-- begin Records for the exercise --
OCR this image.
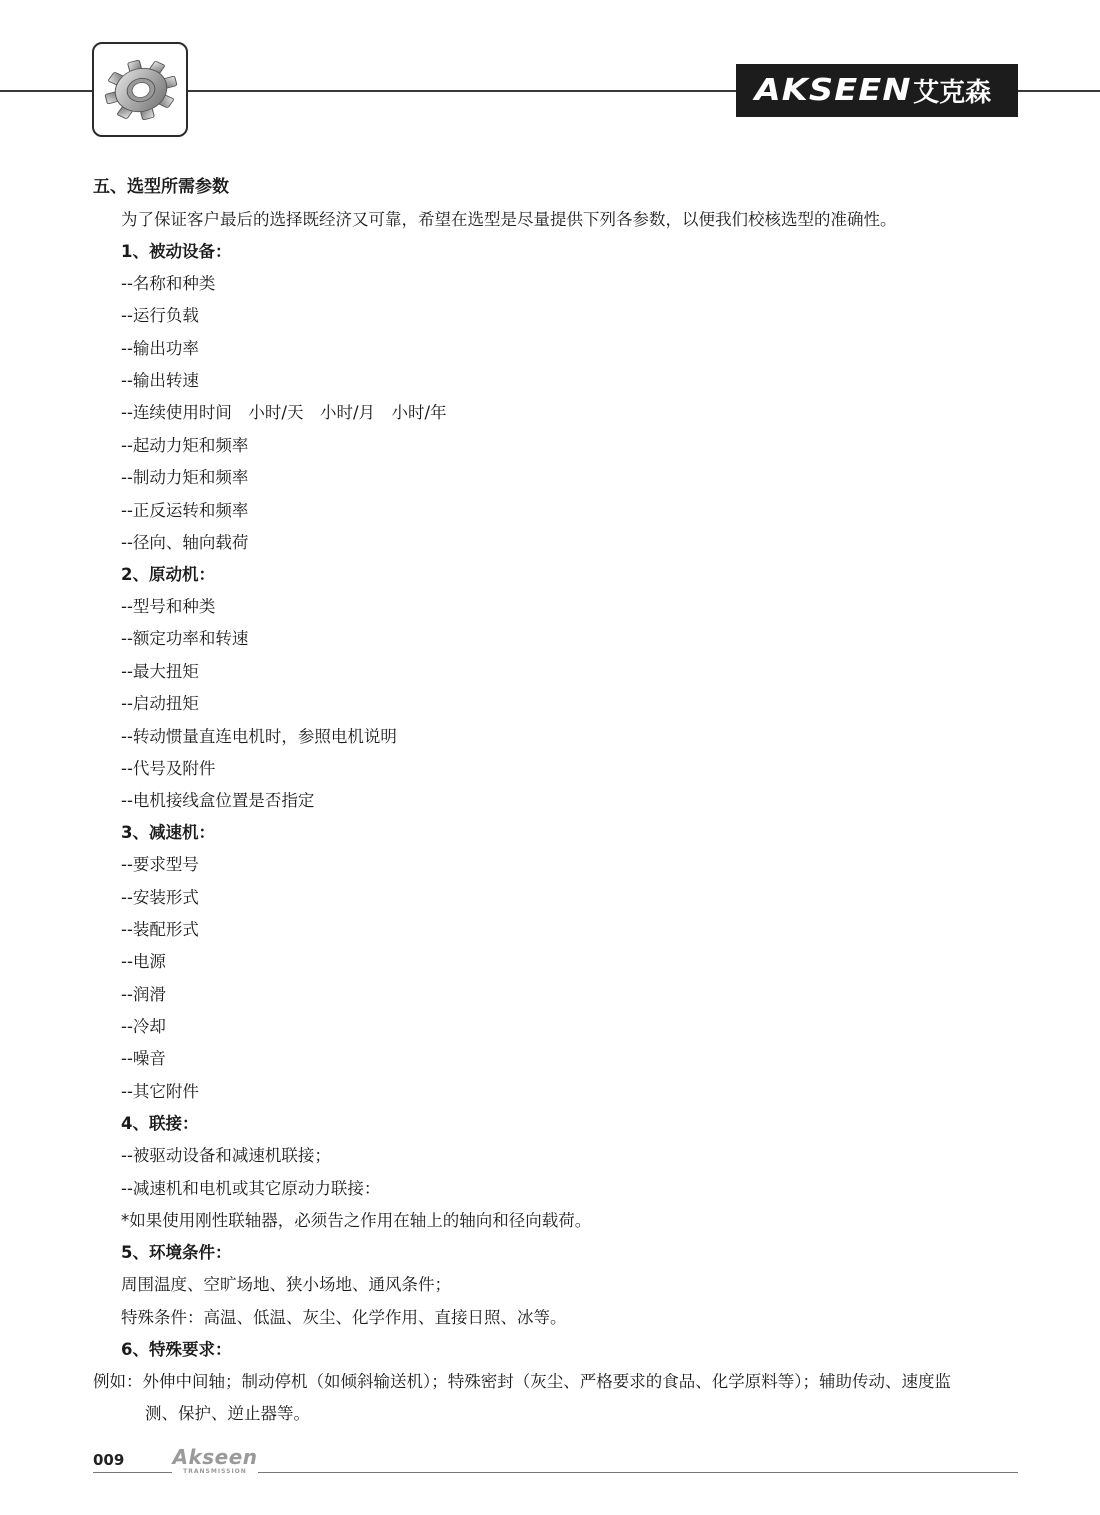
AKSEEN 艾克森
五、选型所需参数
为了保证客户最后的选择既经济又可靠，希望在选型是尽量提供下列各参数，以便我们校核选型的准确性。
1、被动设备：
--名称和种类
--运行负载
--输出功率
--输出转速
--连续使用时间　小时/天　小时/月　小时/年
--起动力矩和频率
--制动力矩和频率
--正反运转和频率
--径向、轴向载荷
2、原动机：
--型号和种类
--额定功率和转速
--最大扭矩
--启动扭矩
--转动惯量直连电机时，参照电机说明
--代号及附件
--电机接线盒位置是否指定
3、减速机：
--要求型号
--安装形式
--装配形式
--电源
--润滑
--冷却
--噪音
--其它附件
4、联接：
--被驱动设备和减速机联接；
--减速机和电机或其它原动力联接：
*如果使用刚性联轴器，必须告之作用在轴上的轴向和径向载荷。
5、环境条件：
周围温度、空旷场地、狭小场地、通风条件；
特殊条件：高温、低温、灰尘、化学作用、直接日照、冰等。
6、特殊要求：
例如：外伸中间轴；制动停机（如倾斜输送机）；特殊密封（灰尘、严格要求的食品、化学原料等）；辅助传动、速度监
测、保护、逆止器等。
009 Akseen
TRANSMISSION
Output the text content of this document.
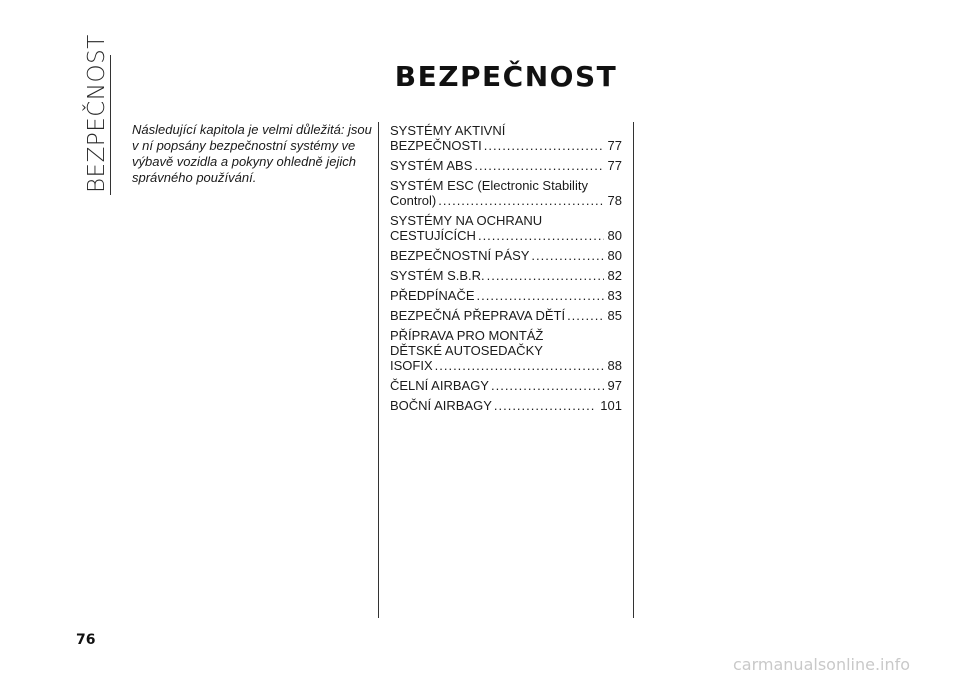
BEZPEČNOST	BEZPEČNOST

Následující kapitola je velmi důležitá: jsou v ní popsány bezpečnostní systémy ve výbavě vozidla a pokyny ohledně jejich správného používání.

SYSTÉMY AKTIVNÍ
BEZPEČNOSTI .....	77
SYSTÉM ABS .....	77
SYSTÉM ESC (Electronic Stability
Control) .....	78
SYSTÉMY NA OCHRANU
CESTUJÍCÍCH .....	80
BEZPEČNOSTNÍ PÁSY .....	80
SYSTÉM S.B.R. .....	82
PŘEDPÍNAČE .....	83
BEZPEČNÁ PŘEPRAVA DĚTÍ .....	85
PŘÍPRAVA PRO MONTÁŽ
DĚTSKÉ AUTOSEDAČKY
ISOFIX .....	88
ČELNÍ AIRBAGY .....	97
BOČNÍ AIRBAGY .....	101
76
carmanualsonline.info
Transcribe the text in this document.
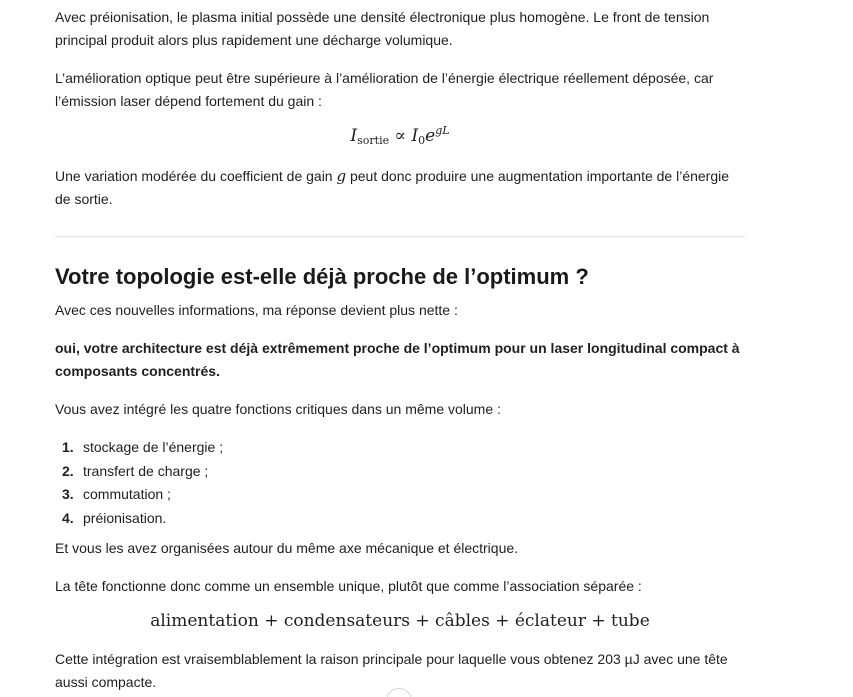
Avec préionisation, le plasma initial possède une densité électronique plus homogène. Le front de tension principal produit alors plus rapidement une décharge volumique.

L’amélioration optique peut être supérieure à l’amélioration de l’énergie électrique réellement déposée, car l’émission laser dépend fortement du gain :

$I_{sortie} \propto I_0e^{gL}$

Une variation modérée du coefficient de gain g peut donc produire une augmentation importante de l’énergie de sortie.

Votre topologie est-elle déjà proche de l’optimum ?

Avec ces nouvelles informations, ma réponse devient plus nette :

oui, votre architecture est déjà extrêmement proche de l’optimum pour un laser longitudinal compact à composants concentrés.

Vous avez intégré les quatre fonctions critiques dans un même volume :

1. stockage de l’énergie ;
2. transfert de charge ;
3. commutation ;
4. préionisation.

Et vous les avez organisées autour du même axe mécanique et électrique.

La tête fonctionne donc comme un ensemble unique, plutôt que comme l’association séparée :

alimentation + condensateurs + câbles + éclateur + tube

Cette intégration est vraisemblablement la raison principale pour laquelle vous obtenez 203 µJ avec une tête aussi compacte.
-- end Records for the exercise --
» Task objective:
Leave out the pictures and reproduce the rest of the listing exactly.

» Problem solution:
OCR this image.
AKSEEN 艾克森
五、选型所需参数
为了保证客户最后的选择既经济又可靠，希望在选型是尽量提供下列各参数，以便我们校核选型的准确性。
1、被动设备：
--名称和种类
--运行负载
--输出功率
--输出转速
--连续使用时间　小时/天　小时/月　小时/年
--起动力矩和频率
--制动力矩和频率
--正反运转和频率
--径向、轴向载荷
2、原动机：
--型号和种类
--额定功率和转速
--最大扭矩
--启动扭矩
--转动惯量直连电机时，参照电机说明
--代号及附件
--电机接线盒位置是否指定
3、减速机：
--要求型号
--安装形式
--装配形式
--电源
--润滑
--冷却
--噪音
--其它附件
4、联接：
--被驱动设备和减速机联接；
--减速机和电机或其它原动力联接：
*如果使用刚性联轴器，必须告之作用在轴上的轴向和径向载荷。
5、环境条件：
周围温度、空旷场地、狭小场地、通风条件；
特殊条件：高温、低温、灰尘、化学作用、直接日照、冰等。
6、特殊要求：
例如：外伸中间轴；制动停机（如倾斜输送机）；特殊密封（灰尘、严格要求的食品、化学原料等）；辅助传动、速度监
测、保护、逆止器等。
009 Akseen
TRANSMISSION
Output the text content of this document.
BEZPEČNOST	BEZPEČNOST

Následující kapitola je velmi důležitá: jsou v ní popsány bezpečnostní systémy ve výbavě vozidla a pokyny ohledně jejich správného používání.

SYSTÉMY AKTIVNÍ
BEZPEČNOSTI .....	77
SYSTÉM ABS .....	77
SYSTÉM ESC (Electronic Stability
Control) .....	78
SYSTÉMY NA OCHRANU
CESTUJÍCÍCH .....	80
BEZPEČNOSTNÍ PÁSY .....	80
SYSTÉM S.B.R. .....	82
PŘEDPÍNAČE .....	83
BEZPEČNÁ PŘEPRAVA DĚTÍ .....	85
PŘÍPRAVA PRO MONTÁŽ
DĚTSKÉ AUTOSEDAČKY
ISOFIX .....	88
ČELNÍ AIRBAGY .....	97
BOČNÍ AIRBAGY .....	101
76
carmanualsonline.info
Transcribe the text in this document.
Avec préionisation, le plasma initial possède une densité électronique plus homogène. Le front de tension principal produit alors plus rapidement une décharge volumique.

L’amélioration optique peut être supérieure à l’amélioration de l’énergie électrique réellement déposée, car l’émission laser dépend fortement du gain :

$I_{sortie} \propto I_0e^{gL}$

Une variation modérée du coefficient de gain g peut donc produire une augmentation importante de l’énergie de sortie.

Votre topologie est-elle déjà proche de l’optimum ?

Avec ces nouvelles informations, ma réponse devient plus nette :

oui, votre architecture est déjà extrêmement proche de l’optimum pour un laser longitudinal compact à composants concentrés.

Vous avez intégré les quatre fonctions critiques dans un même volume :

1. stockage de l’énergie ;
2. transfert de charge ;
3. commutation ;
4. préionisation.

Et vous les avez organisées autour du même axe mécanique et électrique.

La tête fonctionne donc comme un ensemble unique, plutôt que comme l’association séparée :

alimentation + condensateurs + câbles + éclateur + tube

Cette intégration est vraisemblablement la raison principale pour laquelle vous obtenez 203 µJ avec une tête aussi compacte.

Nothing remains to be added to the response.